→ **Instructions to follow**
In the entries below, identify every line with the string "Output" and copy it.

→ **Data entries**
★ ★ ★

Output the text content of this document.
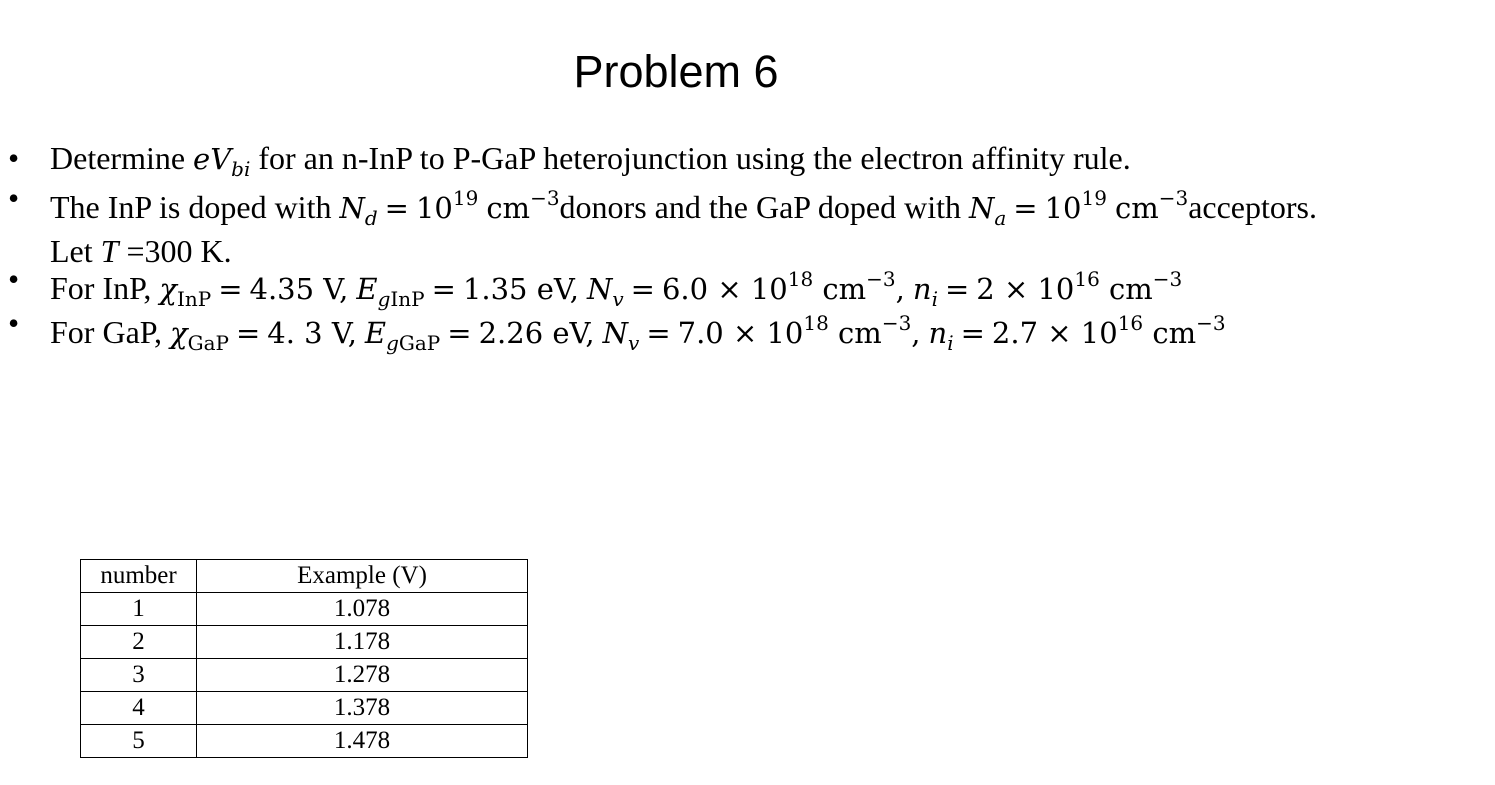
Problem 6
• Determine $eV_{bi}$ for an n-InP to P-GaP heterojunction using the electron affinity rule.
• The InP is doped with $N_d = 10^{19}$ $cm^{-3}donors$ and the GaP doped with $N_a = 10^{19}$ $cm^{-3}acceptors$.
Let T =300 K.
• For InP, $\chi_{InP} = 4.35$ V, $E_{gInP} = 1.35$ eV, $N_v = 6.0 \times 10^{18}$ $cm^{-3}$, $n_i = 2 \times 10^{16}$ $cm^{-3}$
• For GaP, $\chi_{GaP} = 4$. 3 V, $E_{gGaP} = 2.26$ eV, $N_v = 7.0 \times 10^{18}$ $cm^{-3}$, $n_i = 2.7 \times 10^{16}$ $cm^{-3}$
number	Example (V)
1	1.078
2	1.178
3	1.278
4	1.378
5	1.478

★ ★ ★

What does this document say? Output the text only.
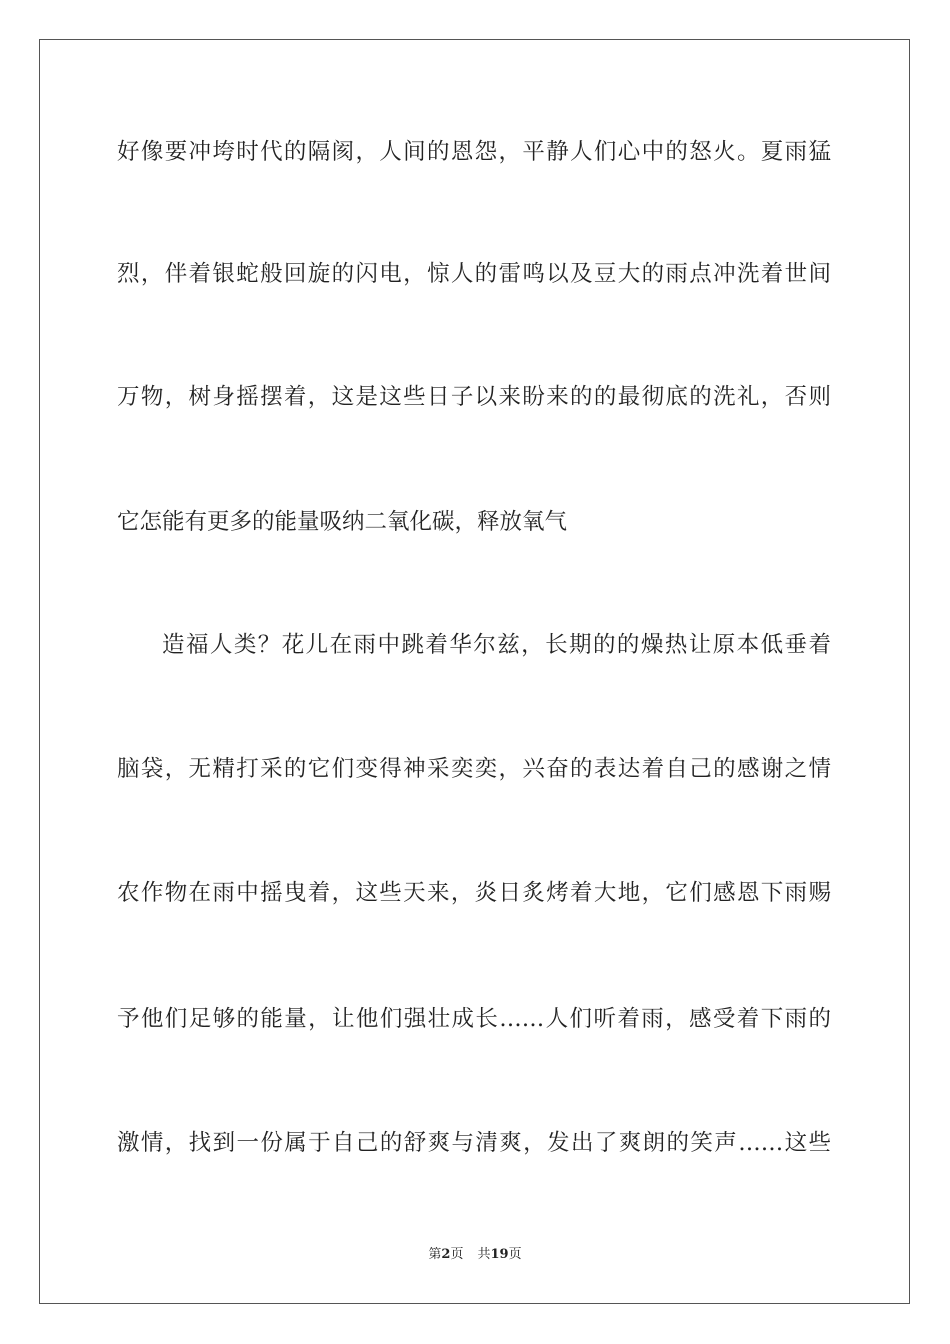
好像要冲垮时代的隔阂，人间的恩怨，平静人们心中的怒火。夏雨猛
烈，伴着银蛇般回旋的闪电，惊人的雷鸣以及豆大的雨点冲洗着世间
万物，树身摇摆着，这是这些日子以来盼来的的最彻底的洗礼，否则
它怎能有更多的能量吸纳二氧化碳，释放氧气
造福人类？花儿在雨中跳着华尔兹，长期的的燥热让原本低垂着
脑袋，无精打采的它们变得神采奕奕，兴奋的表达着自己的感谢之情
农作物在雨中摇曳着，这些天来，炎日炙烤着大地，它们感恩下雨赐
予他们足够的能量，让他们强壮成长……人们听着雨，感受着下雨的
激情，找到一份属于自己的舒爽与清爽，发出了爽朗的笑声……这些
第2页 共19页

★ ★ ★

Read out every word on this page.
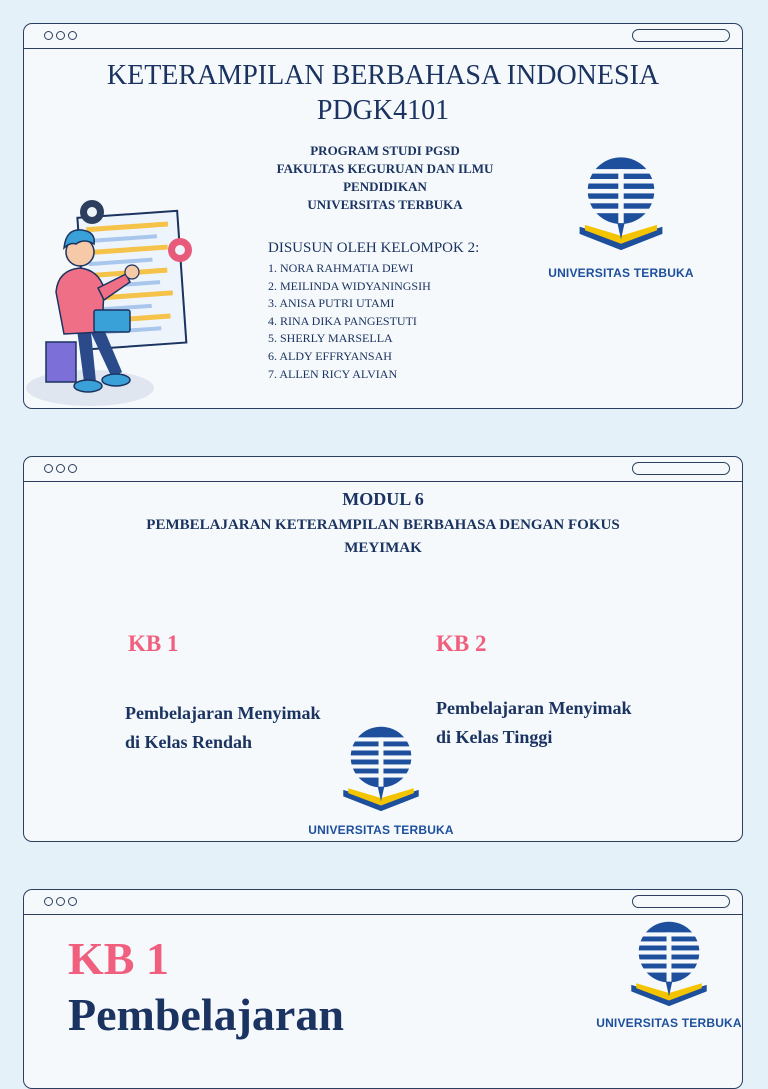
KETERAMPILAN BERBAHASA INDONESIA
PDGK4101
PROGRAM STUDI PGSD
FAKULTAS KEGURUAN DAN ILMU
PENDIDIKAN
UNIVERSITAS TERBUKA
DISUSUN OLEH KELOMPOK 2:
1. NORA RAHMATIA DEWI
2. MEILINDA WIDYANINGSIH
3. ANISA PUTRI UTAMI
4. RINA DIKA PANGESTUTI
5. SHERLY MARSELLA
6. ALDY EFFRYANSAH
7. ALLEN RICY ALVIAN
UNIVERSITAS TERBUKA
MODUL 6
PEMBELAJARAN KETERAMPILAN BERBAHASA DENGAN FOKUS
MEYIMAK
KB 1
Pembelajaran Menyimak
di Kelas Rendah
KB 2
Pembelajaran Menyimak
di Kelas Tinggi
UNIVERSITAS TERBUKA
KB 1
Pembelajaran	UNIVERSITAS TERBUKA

★ ★ ★

→ **Answer to the problem**
Output the text content of this document.
What does this document say? Output the text only.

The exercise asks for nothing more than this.